• [RECORDS SHOWN]:
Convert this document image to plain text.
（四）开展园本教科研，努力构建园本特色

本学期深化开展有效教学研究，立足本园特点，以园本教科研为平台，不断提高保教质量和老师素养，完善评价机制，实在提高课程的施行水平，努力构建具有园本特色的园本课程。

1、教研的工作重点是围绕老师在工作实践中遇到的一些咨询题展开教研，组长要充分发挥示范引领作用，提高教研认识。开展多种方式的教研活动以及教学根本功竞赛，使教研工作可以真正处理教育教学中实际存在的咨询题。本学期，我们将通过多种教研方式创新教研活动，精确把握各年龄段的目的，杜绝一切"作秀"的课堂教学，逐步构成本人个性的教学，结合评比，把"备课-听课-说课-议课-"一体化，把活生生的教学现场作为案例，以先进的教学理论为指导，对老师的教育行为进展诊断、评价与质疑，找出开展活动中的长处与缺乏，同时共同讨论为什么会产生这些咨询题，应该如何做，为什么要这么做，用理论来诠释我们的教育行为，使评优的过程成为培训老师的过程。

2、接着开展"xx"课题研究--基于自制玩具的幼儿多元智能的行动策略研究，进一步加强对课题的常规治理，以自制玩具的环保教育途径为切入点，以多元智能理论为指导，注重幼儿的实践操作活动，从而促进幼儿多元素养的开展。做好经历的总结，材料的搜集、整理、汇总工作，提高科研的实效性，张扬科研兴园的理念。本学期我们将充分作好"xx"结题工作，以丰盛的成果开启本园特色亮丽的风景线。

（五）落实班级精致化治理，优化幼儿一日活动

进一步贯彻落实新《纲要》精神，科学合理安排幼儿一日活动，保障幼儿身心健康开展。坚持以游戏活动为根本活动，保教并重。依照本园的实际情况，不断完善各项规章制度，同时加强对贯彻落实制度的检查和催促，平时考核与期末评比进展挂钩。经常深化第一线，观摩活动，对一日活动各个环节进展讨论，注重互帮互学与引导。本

• [WHAT IS EXPECTED]: Quote all of the entries exactly as they appear.

• [WRITTEN ANSWER]:
Convert this document image to plain text.
（四）开展园本教科研，努力构建园本特色

本学期深化开展有效教学研究，立足本园特点，以园本教科研为平台，不断提高保教质量和老师素养，完善评价机制，实在提高课程的施行水平，努力构建具有园本特色的园本课程。

1、教研的工作重点是围绕老师在工作实践中遇到的一些咨询题展开教研，组长要充分发挥示范引领作用，提高教研认识。开展多种方式的教研活动以及教学根本功竞赛，使教研工作可以真正处理教育教学中实际存在的咨询题。本学期，我们将通过多种教研方式创新教研活动，精确把握各年龄段的目的，杜绝一切"作秀"的课堂教学，逐步构成本人个性的教学，结合评比，把"备课-听课-说课-议课-"一体化，把活生生的教学现场作为案例，以先进的教学理论为指导，对老师的教育行为进展诊断、评价与质疑，找出开展活动中的长处与缺乏，同时共同讨论为什么会产生这些咨询题，应该如何做，为什么要这么做，用理论来诠释我们的教育行为，使评优的过程成为培训老师的过程。

2、接着开展"xx"课题研究--基于自制玩具的幼儿多元智能的行动策略研究，进一步加强对课题的常规治理，以自制玩具的环保教育途径为切入点，以多元智能理论为指导，注重幼儿的实践操作活动，从而促进幼儿多元素养的开展。做好经历的总结，材料的搜集、整理、汇总工作，提高科研的实效性，张扬科研兴园的理念。本学期我们将充分作好"xx"结题工作，以丰盛的成果开启本园特色亮丽的风景线。

（五）落实班级精致化治理，优化幼儿一日活动

进一步贯彻落实新《纲要》精神，科学合理安排幼儿一日活动，保障幼儿身心健康开展。坚持以游戏活动为根本活动，保教并重。依照本园的实际情况，不断完善各项规章制度，同时加强对贯彻落实制度的检查和催促，平时考核与期末评比进展挂钩。经常深化第一线，观摩活动，对一日活动各个环节进展讨论，注重互帮互学与引导。本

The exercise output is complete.